> _Given instruction_:
Report the number of lines where the string "tahlilining" occurs, and write nothing else.

> _Excerpted data_:
* * * *

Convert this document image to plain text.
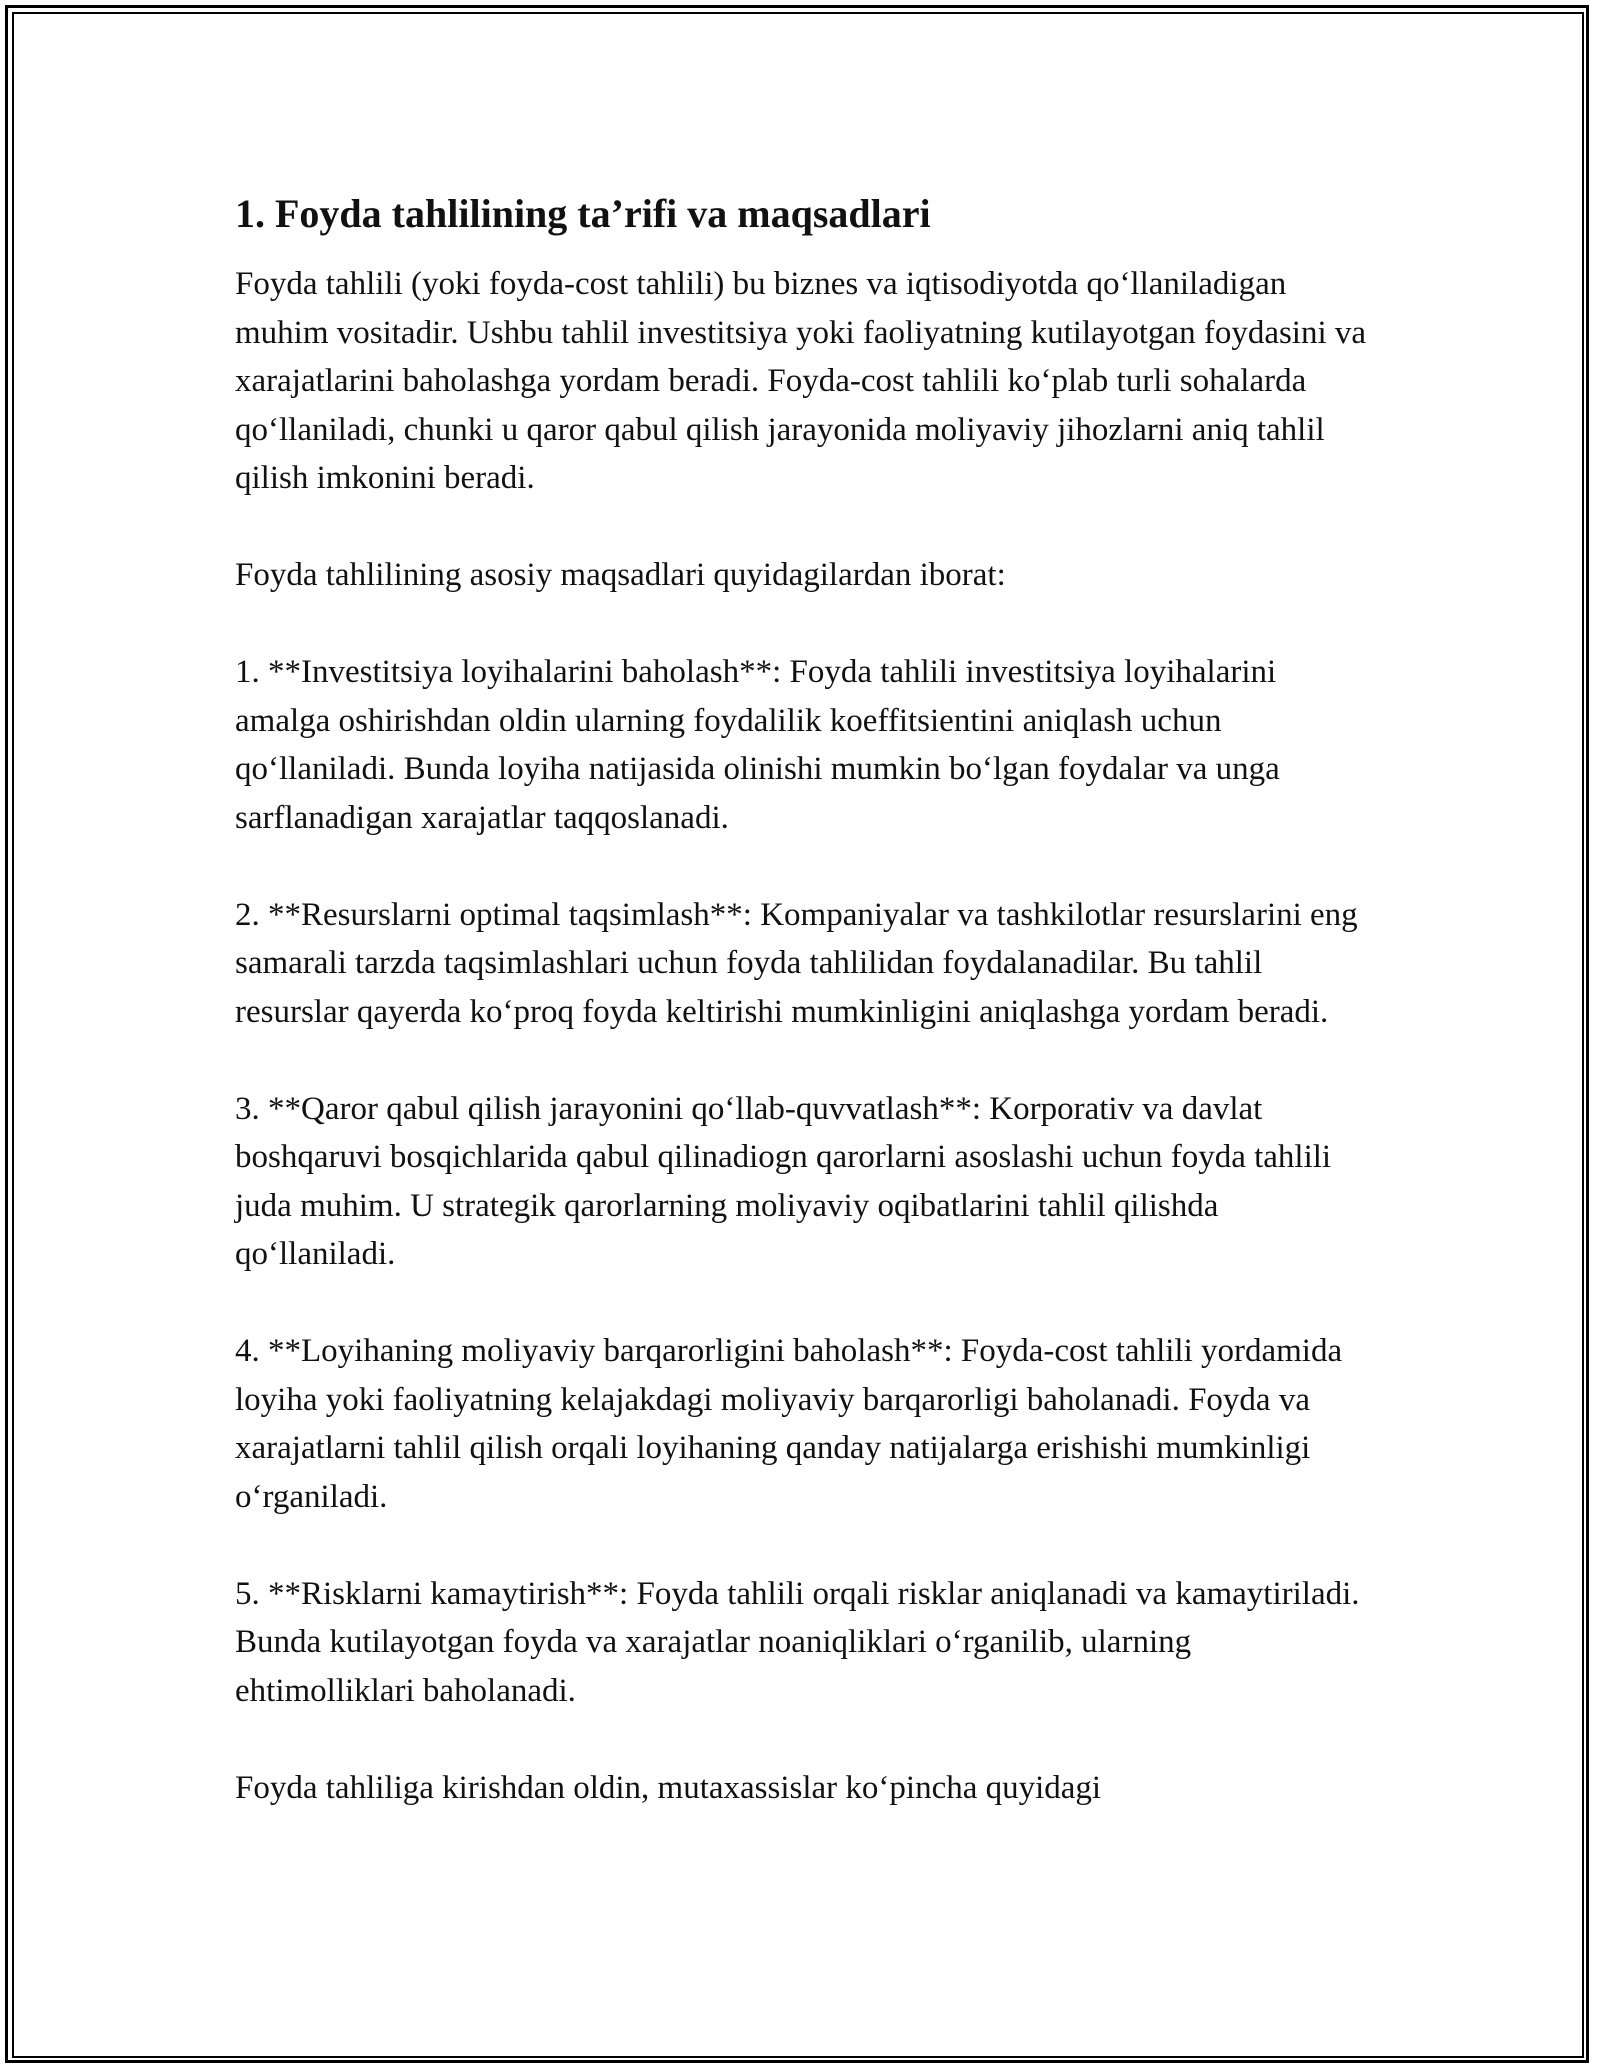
1. Foyda tahlilining ta’rifi va maqsadlari

Foyda tahlili (yoki foyda-cost tahlili) bu biznes va iqtisodiyotda qo‘llaniladigan muhim vositadir. Ushbu tahlil investitsiya yoki faoliyatning kutilayotgan foydasini va xarajatlarini baholashga yordam beradi. Foyda-cost tahlili ko‘plab turli sohalarda qo‘llaniladi, chunki u qaror qabul qilish jarayonida moliyaviy jihozlarni aniq tahlil qilish imkonini beradi.

Foyda tahlilining asosiy maqsadlari quyidagilardan iborat:

1. **Investitsiya loyihalarini baholash**: Foyda tahlili investitsiya loyihalarini amalga oshirishdan oldin ularning foydalilik koeffitsientini aniqlash uchun qo‘llaniladi. Bunda loyiha natijasida olinishi mumkin bo‘lgan foydalar va unga sarflanadigan xarajatlar taqqoslanadi.

2. **Resurslarni optimal taqsimlash**: Kompaniyalar va tashkilotlar resurslarini eng samarali tarzda taqsimlashlari uchun foyda tahlilidan foydalanadilar. Bu tahlil resurslar qayerda ko‘proq foyda keltirishi mumkinligini aniqlashga yordam beradi.

3. **Qaror qabul qilish jarayonini qo‘llab-quvvatlash**: Korporativ va davlat boshqaruvi bosqichlarida qabul qilinadiogn qarorlarni asoslashi uchun foyda tahlili juda muhim. U strategik qarorlarning moliyaviy oqibatlarini tahlil qilishda qo‘llaniladi.

4. **Loyihaning moliyaviy barqarorligini baholash**: Foyda-cost tahlili yordamida loyiha yoki faoliyatning kelajakdagi moliyaviy barqarorligi baholanadi. Foyda va xarajatlarni tahlil qilish orqali loyihaning qanday natijalarga erishishi mumkinligi o‘rganiladi.

5. **Risklarni kamaytirish**: Foyda tahlili orqali risklar aniqlanadi va kamaytiriladi. Bunda kutilayotgan foyda va xarajatlar noaniqliklari o‘rganilib, ularning ehtimolliklari baholanadi.

Foyda tahliliga kirishdan oldin, mutaxassislar ko‘pincha quyidagi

* * * *

> _Written answer_:
2